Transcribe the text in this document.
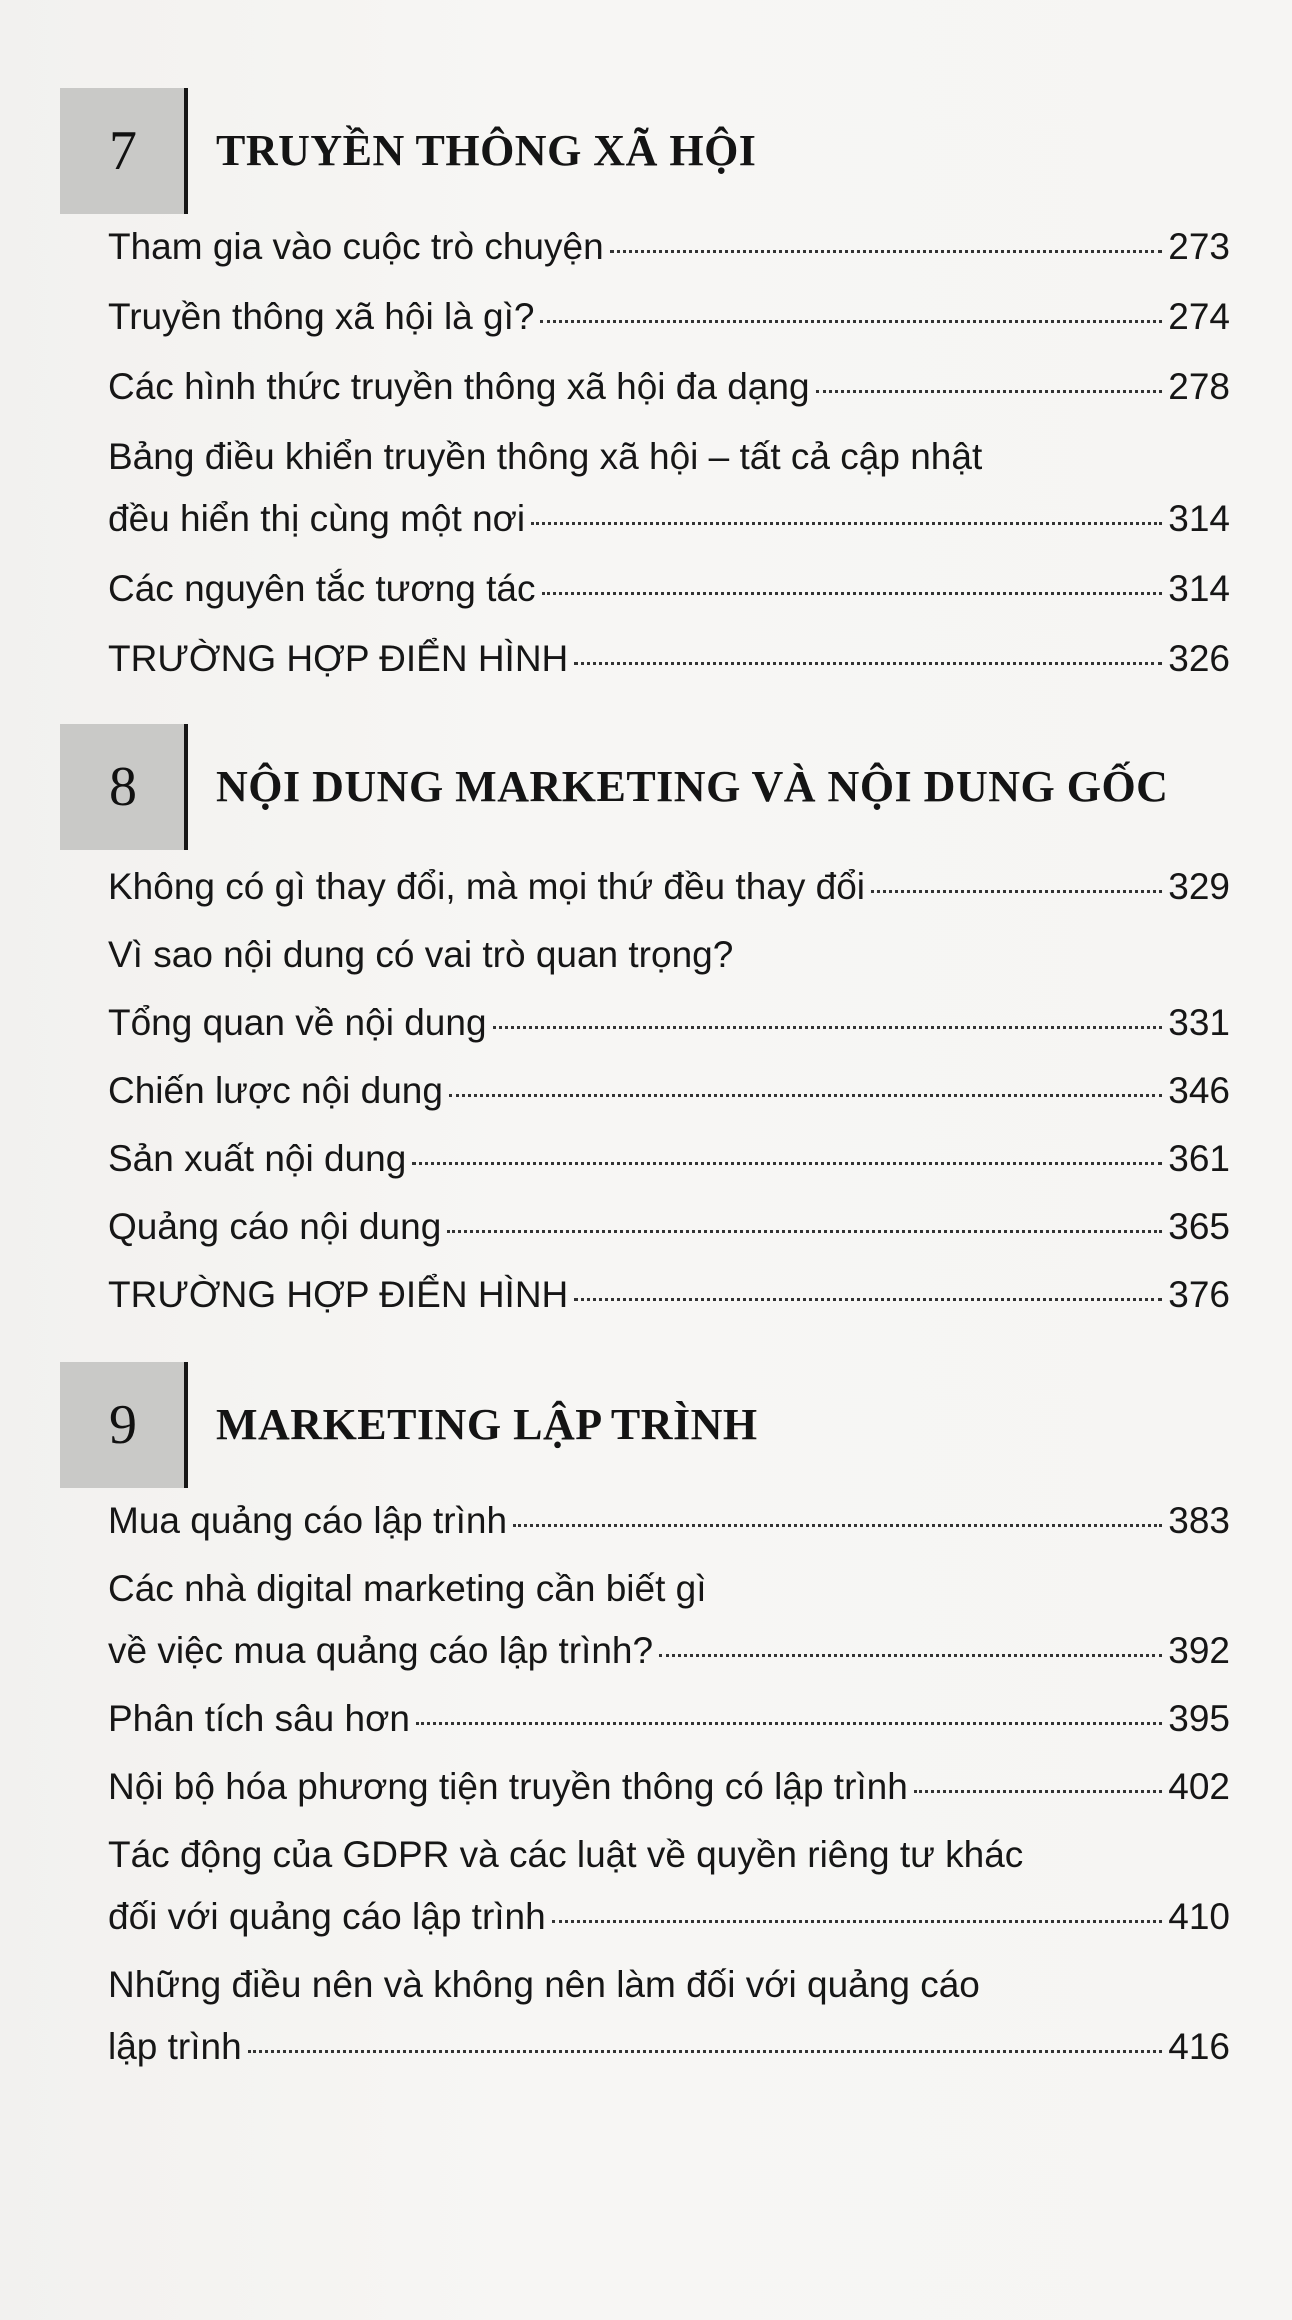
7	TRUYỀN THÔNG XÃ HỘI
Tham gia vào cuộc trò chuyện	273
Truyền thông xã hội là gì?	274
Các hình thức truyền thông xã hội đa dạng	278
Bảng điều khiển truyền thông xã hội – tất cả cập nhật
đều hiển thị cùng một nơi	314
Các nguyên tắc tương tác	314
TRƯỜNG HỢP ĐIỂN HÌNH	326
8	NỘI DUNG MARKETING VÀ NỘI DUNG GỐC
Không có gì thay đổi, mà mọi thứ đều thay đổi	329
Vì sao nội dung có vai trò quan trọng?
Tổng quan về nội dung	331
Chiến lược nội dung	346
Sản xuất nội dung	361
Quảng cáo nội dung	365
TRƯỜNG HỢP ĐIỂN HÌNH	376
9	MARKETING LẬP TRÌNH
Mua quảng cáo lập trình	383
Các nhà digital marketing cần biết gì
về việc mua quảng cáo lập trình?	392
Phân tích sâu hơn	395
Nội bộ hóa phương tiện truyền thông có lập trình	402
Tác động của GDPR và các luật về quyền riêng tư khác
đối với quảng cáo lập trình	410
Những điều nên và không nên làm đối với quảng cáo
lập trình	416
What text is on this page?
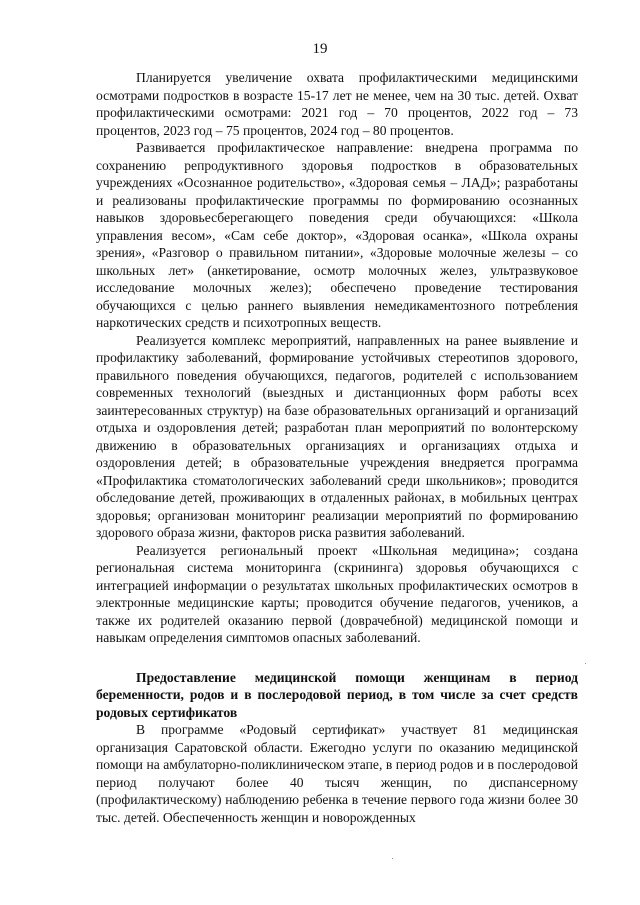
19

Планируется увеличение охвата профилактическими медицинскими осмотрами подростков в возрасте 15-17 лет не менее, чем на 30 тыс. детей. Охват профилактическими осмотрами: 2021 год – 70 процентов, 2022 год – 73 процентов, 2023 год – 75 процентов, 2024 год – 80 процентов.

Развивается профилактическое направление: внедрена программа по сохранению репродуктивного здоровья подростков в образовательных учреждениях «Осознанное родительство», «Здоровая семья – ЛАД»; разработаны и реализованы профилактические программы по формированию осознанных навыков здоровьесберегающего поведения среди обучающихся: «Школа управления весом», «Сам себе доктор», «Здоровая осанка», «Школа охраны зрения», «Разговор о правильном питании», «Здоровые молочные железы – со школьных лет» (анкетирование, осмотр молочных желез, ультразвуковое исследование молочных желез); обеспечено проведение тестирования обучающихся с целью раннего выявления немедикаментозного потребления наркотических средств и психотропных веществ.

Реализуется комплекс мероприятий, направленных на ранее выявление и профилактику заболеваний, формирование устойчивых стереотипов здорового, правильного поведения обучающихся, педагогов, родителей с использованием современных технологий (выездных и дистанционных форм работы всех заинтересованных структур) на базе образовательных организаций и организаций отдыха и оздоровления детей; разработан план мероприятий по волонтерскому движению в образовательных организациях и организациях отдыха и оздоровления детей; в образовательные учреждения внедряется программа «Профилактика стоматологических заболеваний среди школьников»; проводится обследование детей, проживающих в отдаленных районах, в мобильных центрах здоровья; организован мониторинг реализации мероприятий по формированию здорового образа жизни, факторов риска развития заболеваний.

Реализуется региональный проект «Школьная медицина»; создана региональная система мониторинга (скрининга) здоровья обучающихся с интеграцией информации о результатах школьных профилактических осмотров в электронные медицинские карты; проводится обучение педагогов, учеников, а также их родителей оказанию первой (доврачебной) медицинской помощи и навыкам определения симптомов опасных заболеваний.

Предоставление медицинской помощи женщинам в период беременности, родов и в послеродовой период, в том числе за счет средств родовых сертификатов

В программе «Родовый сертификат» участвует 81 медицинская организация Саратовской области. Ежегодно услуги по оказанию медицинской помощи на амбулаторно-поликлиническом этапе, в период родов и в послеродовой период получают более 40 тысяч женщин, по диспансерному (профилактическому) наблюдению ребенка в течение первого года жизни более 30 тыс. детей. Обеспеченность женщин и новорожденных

+++

— Short problem —
Repeat the records above exactly, omitting every picture.

— Answer below —
Transcribe the text in this document.
7	TRUYỀN THÔNG XÃ HỘI
Tham gia vào cuộc trò chuyện	273
Truyền thông xã hội là gì?	274
Các hình thức truyền thông xã hội đa dạng	278
Bảng điều khiển truyền thông xã hội – tất cả cập nhật
đều hiển thị cùng một nơi	314
Các nguyên tắc tương tác	314
TRƯỜNG HỢP ĐIỂN HÌNH	326
8	NỘI DUNG MARKETING VÀ NỘI DUNG GỐC
Không có gì thay đổi, mà mọi thứ đều thay đổi	329
Vì sao nội dung có vai trò quan trọng?
Tổng quan về nội dung	331
Chiến lược nội dung	346
Sản xuất nội dung	361
Quảng cáo nội dung	365
TRƯỜNG HỢP ĐIỂN HÌNH	376
9	MARKETING LẬP TRÌNH
Mua quảng cáo lập trình	383
Các nhà digital marketing cần biết gì
về việc mua quảng cáo lập trình?	392
Phân tích sâu hơn	395
Nội bộ hóa phương tiện truyền thông có lập trình	402
Tác động của GDPR và các luật về quyền riêng tư khác
đối với quảng cáo lập trình	410
Những điều nên và không nên làm đối với quảng cáo
lập trình	416
What text is on this page?
19

Планируется увеличение охвата профилактическими медицинскими осмотрами подростков в возрасте 15-17 лет не менее, чем на 30 тыс. детей. Охват профилактическими осмотрами: 2021 год – 70 процентов, 2022 год – 73 процентов, 2023 год – 75 процентов, 2024 год – 80 процентов.

Развивается профилактическое направление: внедрена программа по сохранению репродуктивного здоровья подростков в образовательных учреждениях «Осознанное родительство», «Здоровая семья – ЛАД»; разработаны и реализованы профилактические программы по формированию осознанных навыков здоровьесберегающего поведения среди обучающихся: «Школа управления весом», «Сам себе доктор», «Здоровая осанка», «Школа охраны зрения», «Разговор о правильном питании», «Здоровые молочные железы – со школьных лет» (анкетирование, осмотр молочных желез, ультразвуковое исследование молочных желез); обеспечено проведение тестирования обучающихся с целью раннего выявления немедикаментозного потребления наркотических средств и психотропных веществ.

Реализуется комплекс мероприятий, направленных на ранее выявление и профилактику заболеваний, формирование устойчивых стереотипов здорового, правильного поведения обучающихся, педагогов, родителей с использованием современных технологий (выездных и дистанционных форм работы всех заинтересованных структур) на базе образовательных организаций и организаций отдыха и оздоровления детей; разработан план мероприятий по волонтерскому движению в образовательных организациях и организациях отдыха и оздоровления детей; в образовательные учреждения внедряется программа «Профилактика стоматологических заболеваний среди школьников»; проводится обследование детей, проживающих в отдаленных районах, в мобильных центрах здоровья; организован мониторинг реализации мероприятий по формированию здорового образа жизни, факторов риска развития заболеваний.

Реализуется региональный проект «Школьная медицина»; создана региональная система мониторинга (скрининга) здоровья обучающихся с интеграцией информации о результатах школьных профилактических осмотров в электронные медицинские карты; проводится обучение педагогов, учеников, а также их родителей оказанию первой (доврачебной) медицинской помощи и навыкам определения симптомов опасных заболеваний.

Предоставление медицинской помощи женщинам в период беременности, родов и в послеродовой период, в том числе за счет средств родовых сертификатов

В программе «Родовый сертификат» участвует 81 медицинская организация Саратовской области. Ежегодно услуги по оказанию медицинской помощи на амбулаторно-поликлиническом этапе, в период родов и в послеродовой период получают более 40 тысяч женщин, по диспансерному (профилактическому) наблюдению ребенка в течение первого года жизни более 30 тыс. детей. Обеспеченность женщин и новорожденных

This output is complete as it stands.